= Your objective =
Write out the listing exactly as it is given.

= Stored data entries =
◆ ◆ ◆

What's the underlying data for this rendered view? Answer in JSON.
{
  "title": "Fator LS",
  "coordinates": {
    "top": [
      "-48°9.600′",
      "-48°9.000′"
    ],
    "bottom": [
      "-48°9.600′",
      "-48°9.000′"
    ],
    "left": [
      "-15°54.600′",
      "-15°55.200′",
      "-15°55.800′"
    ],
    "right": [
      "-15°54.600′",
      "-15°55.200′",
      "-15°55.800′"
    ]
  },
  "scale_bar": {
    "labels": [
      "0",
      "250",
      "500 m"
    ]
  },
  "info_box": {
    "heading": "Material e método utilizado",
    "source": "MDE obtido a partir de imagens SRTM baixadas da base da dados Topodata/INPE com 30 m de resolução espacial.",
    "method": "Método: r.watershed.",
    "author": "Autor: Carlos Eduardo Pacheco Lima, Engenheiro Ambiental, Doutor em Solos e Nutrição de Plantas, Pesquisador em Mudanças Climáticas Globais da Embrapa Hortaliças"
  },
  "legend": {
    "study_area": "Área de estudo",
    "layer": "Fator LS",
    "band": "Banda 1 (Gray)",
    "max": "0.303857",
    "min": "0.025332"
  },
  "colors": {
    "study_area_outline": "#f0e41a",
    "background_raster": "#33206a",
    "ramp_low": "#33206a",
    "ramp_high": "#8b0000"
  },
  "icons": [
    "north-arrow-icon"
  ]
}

◆ ◆ ◆

= Exercise solution =
What's the underlying data for this rendered view? Answer in JSON.
{
  "title": "Fator LS",
  "coordinates": {
    "top": [
      "-48°9.600′",
      "-48°9.000′"
    ],
    "bottom": [
      "-48°9.600′",
      "-48°9.000′"
    ],
    "left": [
      "-15°54.600′",
      "-15°55.200′",
      "-15°55.800′"
    ],
    "right": [
      "-15°54.600′",
      "-15°55.200′",
      "-15°55.800′"
    ]
  },
  "scale_bar": {
    "labels": [
      "0",
      "250",
      "500 m"
    ]
  },
  "info_box": {
    "heading": "Material e método utilizado",
    "source": "MDE obtido a partir de imagens SRTM baixadas da base da dados Topodata/INPE com 30 m de resolução espacial.",
    "method": "Método: r.watershed.",
    "author": "Autor: Carlos Eduardo Pacheco Lima, Engenheiro Ambiental, Doutor em Solos e Nutrição de Plantas, Pesquisador em Mudanças Climáticas Globais da Embrapa Hortaliças"
  },
  "legend": {
    "study_area": "Área de estudo",
    "layer": "Fator LS",
    "band": "Banda 1 (Gray)",
    "max": "0.303857",
    "min": "0.025332"
  },
  "colors": {
    "study_area_outline": "#f0e41a",
    "background_raster": "#33206a",
    "ramp_low": "#33206a",
    "ramp_high": "#8b0000"
  },
  "icons": [
    "north-arrow-icon"
  ]
}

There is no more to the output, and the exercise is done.